# START OF MATERIAL FOR THE TASK

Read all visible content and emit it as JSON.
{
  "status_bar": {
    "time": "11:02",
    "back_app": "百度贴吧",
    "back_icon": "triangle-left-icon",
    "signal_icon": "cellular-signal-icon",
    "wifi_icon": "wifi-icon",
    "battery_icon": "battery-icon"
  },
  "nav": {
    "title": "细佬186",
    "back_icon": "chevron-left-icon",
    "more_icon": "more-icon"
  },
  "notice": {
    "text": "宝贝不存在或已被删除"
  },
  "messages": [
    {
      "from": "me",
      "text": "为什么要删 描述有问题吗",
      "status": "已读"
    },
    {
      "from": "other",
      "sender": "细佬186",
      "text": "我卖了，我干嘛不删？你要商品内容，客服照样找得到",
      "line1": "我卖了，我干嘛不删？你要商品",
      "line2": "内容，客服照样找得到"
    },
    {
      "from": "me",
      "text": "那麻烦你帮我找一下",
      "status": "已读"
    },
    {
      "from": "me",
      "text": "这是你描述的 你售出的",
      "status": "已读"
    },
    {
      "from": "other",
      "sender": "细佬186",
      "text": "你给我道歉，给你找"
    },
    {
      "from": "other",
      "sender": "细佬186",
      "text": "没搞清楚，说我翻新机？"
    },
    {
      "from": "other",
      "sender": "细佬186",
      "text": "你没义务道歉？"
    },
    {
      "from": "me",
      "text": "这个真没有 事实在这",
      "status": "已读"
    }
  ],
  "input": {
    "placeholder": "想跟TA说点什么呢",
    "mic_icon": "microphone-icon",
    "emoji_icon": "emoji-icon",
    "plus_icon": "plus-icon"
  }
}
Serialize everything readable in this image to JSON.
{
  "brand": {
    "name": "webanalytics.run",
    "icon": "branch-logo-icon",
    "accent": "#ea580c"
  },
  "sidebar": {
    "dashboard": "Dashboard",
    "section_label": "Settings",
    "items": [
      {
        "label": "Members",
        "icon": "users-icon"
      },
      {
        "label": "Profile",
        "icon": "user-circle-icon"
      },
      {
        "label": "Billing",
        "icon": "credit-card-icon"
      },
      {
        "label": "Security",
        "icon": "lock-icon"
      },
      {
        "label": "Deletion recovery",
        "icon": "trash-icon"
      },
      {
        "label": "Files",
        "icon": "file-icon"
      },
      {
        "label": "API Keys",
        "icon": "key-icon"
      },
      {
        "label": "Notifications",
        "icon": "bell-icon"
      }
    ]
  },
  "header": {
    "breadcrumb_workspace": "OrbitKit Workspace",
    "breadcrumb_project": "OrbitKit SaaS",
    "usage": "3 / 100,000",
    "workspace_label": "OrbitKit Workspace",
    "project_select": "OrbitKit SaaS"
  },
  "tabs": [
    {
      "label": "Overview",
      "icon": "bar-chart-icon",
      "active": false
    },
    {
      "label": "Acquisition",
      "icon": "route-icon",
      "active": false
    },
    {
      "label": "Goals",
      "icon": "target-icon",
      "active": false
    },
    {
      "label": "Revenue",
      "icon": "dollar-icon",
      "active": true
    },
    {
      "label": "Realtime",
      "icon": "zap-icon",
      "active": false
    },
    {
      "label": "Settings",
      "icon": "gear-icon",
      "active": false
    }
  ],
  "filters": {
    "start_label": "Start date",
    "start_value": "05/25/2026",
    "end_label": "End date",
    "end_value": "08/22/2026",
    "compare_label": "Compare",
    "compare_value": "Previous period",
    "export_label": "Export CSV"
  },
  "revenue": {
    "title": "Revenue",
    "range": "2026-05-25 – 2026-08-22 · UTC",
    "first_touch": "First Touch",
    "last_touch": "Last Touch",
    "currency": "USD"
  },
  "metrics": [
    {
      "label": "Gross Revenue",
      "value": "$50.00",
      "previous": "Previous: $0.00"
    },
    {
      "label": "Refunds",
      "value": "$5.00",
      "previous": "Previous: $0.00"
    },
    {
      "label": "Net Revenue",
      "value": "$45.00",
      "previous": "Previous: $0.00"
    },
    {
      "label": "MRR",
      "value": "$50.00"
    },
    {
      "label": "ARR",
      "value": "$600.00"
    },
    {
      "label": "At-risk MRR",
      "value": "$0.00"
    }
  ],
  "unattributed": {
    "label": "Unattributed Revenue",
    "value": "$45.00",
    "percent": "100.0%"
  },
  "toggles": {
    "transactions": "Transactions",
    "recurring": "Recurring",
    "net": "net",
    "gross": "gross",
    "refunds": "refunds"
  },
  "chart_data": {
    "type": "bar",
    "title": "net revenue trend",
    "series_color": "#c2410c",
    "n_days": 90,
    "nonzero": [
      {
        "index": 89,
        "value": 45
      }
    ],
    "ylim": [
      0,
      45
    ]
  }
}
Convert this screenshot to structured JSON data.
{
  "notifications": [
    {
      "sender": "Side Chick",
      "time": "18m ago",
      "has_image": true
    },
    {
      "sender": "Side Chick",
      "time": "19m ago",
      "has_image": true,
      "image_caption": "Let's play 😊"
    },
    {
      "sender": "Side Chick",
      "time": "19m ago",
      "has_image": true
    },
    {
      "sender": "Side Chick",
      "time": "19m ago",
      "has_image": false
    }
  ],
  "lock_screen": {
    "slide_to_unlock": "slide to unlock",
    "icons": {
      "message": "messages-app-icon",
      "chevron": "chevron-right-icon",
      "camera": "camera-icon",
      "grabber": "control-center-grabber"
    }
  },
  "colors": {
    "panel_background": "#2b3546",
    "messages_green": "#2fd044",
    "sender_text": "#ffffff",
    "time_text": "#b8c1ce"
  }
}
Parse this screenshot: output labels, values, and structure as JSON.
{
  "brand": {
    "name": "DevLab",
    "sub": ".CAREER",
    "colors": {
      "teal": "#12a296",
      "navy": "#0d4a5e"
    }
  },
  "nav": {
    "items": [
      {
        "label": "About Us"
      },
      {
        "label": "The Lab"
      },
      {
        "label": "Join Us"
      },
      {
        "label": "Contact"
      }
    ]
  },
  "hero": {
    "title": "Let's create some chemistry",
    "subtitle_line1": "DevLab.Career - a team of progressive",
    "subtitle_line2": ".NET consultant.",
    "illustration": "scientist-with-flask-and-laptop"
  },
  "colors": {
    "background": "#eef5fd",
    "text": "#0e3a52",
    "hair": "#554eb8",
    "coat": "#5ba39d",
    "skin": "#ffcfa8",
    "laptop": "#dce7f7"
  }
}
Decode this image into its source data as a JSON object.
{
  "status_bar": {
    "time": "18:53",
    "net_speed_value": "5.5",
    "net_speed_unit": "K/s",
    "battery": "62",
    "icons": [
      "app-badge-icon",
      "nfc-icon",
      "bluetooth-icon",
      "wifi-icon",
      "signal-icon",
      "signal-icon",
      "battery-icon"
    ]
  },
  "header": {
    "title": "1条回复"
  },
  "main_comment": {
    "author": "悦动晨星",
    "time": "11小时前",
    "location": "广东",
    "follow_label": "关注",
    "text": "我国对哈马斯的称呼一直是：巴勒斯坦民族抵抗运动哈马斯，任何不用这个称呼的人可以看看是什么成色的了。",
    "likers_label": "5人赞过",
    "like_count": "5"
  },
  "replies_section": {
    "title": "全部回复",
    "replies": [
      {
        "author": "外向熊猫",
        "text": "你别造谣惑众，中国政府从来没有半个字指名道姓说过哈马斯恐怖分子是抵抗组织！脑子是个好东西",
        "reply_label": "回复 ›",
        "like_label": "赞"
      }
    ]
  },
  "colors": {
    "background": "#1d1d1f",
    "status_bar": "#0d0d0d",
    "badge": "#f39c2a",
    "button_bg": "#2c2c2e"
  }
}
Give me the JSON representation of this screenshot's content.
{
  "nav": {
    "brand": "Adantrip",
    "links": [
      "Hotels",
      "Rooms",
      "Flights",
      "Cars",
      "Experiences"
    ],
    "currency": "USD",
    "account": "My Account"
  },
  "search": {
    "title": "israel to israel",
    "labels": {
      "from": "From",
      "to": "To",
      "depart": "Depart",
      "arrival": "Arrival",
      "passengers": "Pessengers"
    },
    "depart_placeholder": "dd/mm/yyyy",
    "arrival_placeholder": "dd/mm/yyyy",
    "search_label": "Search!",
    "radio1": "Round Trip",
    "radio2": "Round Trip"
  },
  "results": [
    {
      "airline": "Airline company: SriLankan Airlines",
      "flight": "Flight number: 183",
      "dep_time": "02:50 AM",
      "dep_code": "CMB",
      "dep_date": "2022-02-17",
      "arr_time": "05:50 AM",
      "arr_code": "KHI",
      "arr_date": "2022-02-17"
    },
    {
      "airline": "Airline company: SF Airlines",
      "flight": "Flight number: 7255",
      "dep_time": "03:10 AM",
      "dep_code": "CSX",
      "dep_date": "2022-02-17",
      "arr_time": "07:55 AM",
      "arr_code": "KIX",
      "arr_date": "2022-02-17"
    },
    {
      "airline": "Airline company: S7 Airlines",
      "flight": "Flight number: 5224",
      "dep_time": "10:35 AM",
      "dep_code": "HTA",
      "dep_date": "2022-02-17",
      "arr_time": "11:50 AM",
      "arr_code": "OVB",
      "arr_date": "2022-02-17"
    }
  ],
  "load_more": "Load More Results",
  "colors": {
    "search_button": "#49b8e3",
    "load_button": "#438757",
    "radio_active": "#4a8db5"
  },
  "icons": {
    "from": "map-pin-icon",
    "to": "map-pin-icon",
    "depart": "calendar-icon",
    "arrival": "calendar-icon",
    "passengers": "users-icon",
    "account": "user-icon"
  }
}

# END OF MATERIAL FOR THE TASK

THE PROBLEM → From the listing above, pick out every line containing "users".

SOLUTION FOR THIS PROBLEM →
        "icon": "users-icon"
    "passengers": "users-icon",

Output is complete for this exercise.